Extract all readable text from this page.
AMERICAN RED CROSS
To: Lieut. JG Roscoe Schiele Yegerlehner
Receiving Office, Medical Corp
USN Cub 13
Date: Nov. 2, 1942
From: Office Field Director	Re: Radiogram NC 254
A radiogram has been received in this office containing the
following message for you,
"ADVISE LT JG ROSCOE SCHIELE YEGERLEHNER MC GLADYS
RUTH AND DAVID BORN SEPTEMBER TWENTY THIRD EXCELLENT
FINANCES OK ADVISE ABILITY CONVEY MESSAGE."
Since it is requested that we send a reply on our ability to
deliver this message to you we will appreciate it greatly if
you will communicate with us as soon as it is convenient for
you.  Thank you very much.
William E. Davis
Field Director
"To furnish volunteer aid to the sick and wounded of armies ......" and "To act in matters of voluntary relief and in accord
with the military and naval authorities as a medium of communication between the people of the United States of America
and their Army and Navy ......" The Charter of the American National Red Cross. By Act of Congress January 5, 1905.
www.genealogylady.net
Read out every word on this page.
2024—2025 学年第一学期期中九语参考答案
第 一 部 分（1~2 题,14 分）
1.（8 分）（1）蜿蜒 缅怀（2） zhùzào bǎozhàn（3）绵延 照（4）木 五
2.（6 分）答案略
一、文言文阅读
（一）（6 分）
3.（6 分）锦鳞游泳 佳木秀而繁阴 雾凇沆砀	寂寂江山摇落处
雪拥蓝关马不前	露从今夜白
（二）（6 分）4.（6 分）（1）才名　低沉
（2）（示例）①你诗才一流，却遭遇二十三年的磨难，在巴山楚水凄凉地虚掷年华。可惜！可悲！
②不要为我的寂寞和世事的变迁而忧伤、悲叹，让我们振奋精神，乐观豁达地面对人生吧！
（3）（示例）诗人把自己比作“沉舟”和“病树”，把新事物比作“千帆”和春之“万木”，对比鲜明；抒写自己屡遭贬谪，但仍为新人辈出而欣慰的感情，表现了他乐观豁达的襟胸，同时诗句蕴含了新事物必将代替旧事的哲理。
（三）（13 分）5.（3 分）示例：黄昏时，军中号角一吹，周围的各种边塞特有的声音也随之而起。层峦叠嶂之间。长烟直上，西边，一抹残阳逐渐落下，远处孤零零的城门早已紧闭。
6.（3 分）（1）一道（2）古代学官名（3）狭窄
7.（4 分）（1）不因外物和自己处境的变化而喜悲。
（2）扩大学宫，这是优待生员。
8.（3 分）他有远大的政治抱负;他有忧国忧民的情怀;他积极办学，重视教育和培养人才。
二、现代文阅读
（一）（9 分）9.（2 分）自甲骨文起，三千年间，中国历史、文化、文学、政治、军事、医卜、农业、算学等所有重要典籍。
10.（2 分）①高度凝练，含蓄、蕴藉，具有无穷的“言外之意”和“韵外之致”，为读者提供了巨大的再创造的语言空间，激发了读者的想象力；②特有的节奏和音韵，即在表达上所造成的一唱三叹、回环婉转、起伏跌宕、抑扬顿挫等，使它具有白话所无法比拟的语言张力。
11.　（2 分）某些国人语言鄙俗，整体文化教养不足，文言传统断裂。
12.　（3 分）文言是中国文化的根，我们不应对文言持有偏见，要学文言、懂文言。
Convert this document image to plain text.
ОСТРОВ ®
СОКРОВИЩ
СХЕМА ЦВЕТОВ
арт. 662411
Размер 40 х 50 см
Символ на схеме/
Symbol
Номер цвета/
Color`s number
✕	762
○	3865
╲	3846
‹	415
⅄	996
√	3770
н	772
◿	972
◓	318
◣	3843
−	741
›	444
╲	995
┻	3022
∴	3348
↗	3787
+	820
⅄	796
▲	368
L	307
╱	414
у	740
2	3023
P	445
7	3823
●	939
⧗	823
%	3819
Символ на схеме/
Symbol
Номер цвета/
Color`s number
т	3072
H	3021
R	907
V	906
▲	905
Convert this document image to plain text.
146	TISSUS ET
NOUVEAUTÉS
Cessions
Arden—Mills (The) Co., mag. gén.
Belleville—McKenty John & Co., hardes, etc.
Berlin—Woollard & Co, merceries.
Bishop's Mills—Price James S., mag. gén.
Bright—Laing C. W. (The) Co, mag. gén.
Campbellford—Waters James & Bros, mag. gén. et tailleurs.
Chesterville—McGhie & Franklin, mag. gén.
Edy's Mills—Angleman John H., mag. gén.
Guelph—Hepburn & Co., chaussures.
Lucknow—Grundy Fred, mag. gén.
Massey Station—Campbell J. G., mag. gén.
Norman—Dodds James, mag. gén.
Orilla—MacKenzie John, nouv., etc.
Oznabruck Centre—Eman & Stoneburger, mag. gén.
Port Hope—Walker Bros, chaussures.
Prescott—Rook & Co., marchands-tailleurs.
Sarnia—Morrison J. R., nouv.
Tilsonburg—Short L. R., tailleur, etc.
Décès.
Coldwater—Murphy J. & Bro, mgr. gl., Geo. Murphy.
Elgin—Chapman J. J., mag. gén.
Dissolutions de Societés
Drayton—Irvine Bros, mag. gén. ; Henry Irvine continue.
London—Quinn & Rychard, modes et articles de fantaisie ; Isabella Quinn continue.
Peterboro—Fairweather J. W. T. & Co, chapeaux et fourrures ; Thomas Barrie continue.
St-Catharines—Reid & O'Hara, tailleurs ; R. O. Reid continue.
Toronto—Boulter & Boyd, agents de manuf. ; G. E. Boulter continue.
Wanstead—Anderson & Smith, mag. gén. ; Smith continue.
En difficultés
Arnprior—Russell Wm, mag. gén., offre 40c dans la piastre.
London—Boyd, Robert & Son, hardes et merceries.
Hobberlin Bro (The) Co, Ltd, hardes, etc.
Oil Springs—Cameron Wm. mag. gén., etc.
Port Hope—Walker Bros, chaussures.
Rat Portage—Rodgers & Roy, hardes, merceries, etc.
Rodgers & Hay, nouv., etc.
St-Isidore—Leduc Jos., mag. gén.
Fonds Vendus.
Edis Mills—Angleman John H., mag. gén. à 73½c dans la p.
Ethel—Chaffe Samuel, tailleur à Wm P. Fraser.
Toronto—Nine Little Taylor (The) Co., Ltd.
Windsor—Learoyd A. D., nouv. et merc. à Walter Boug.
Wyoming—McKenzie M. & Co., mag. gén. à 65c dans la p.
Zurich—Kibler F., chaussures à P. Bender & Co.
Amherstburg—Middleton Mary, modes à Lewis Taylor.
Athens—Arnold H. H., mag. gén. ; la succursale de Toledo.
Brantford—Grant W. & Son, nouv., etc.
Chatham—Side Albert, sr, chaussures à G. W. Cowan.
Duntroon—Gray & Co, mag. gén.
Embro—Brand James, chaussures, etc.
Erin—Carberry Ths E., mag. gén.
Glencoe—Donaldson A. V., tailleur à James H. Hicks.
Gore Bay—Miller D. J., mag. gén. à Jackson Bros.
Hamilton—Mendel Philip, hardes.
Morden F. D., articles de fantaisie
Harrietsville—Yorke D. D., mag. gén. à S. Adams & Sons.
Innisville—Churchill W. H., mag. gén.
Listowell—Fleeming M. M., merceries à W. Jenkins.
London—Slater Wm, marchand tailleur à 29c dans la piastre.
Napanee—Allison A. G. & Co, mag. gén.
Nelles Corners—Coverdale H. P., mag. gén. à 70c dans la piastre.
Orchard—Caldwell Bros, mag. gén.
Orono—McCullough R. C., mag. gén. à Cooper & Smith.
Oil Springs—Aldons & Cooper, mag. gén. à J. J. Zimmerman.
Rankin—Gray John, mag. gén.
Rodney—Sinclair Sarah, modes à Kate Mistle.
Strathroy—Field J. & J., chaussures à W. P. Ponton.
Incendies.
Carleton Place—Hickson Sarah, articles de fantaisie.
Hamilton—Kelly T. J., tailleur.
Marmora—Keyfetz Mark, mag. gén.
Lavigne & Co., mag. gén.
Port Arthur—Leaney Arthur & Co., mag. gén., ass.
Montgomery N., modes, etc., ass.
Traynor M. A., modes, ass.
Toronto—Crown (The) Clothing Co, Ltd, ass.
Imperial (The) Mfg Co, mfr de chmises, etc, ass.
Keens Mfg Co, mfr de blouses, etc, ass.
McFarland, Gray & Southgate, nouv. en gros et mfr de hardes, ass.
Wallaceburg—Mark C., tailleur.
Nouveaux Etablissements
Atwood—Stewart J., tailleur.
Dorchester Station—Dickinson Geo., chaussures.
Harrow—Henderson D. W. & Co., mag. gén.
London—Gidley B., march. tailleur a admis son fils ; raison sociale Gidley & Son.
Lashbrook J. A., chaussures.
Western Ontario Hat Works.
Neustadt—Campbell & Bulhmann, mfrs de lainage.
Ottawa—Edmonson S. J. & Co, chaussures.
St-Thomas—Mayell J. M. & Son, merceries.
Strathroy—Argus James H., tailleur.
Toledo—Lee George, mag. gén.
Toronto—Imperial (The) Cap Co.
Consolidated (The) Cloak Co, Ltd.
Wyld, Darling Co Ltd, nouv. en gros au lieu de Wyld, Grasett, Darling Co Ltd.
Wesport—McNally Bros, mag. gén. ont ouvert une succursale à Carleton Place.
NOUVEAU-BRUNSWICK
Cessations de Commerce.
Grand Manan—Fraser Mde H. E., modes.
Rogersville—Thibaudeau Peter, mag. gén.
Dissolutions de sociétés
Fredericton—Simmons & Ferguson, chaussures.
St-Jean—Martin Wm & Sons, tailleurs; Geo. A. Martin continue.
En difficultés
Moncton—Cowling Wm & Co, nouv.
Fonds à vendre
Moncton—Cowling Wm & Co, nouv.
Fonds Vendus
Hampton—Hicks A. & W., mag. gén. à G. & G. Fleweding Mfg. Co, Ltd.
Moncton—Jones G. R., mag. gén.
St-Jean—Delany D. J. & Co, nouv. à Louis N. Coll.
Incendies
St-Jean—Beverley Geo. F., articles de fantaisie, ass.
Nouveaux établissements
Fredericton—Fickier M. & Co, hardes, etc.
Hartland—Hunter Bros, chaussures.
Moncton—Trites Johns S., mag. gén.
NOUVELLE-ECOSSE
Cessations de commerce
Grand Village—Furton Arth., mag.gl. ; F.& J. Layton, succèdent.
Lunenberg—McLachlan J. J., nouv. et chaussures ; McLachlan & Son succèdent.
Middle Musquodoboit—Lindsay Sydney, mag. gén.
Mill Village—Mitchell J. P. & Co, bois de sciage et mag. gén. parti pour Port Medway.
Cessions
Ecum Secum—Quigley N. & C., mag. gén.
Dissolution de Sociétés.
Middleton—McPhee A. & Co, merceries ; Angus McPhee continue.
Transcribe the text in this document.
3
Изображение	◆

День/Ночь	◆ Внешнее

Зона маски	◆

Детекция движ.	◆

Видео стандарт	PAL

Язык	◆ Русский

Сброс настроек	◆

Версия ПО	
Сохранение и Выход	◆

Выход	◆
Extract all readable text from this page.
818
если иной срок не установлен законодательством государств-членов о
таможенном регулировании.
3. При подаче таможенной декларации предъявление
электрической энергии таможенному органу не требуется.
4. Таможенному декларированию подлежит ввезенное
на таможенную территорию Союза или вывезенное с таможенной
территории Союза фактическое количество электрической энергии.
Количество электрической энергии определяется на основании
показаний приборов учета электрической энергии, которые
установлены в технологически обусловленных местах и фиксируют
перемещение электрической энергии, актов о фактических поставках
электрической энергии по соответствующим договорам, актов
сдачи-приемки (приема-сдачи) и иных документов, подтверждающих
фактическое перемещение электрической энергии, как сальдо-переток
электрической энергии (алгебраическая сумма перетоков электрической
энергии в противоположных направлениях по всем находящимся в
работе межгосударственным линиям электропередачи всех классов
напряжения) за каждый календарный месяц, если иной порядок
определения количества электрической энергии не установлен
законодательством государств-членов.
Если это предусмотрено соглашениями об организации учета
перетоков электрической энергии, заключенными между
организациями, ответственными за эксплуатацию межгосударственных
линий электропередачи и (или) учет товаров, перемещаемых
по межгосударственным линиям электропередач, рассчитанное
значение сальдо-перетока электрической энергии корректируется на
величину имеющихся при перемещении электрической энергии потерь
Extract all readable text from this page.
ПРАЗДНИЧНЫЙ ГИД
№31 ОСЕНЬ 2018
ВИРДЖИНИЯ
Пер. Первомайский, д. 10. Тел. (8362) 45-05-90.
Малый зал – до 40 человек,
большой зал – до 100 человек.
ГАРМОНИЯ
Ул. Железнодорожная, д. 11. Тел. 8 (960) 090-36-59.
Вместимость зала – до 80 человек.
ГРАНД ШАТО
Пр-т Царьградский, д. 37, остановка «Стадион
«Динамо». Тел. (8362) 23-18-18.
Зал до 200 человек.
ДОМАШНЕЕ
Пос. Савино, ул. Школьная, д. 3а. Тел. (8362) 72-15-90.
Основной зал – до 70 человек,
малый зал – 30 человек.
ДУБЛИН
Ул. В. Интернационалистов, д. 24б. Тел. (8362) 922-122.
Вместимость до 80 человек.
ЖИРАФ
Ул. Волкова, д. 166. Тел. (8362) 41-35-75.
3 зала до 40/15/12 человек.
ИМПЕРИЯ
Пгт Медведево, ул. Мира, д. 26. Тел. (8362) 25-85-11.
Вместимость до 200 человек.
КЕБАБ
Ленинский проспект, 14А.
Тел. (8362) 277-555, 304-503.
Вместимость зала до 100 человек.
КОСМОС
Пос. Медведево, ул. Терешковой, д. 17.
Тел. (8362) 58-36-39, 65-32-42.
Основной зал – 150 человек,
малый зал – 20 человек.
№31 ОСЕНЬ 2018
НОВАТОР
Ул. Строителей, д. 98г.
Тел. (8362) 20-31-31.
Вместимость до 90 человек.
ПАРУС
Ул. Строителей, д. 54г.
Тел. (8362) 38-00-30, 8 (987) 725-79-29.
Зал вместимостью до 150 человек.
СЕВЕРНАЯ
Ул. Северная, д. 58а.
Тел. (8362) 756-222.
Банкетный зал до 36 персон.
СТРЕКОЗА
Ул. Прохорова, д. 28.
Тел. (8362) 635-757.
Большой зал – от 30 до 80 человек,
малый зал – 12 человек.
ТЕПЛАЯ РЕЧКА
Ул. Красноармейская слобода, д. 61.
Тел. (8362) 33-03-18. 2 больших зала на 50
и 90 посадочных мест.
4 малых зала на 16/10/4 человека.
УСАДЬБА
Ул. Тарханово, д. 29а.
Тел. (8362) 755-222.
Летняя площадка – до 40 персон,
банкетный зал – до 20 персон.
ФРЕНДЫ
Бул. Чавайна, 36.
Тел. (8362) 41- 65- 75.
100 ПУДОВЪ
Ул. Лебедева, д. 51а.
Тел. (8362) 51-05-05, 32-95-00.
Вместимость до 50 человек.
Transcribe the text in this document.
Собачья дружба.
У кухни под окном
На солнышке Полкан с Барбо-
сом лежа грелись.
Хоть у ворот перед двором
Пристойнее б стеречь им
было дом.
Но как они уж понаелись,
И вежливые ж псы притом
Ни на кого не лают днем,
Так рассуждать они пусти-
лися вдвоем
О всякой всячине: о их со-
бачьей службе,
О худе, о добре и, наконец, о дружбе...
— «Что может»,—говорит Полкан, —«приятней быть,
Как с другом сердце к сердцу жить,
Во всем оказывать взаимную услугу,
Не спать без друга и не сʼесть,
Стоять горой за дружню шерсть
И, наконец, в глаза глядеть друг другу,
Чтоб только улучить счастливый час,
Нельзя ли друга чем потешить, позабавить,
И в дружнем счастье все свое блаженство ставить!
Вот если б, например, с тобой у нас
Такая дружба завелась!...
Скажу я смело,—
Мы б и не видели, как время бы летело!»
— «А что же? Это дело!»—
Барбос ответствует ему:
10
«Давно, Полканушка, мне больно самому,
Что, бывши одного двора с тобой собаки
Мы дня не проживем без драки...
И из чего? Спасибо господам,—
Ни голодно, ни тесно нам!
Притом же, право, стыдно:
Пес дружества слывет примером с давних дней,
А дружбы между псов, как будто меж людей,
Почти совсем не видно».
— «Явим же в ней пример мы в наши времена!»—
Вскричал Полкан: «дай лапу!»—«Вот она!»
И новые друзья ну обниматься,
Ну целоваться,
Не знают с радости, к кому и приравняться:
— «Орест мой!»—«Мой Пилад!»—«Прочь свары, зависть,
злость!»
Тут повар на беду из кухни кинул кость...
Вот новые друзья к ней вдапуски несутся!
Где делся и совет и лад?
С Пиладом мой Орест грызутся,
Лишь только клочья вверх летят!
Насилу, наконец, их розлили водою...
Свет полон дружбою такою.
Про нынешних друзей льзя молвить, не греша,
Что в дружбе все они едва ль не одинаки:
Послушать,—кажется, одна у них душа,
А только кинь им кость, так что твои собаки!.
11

────────────────

* Instruction *
Scan the material line by line and report each one that contains "Field".

* Response to the exercise *
From: Office Field Director	Re: Radiogram NC 254
Field Director
Strathroy—Field J. & J., chaussures à W. P. Ponton.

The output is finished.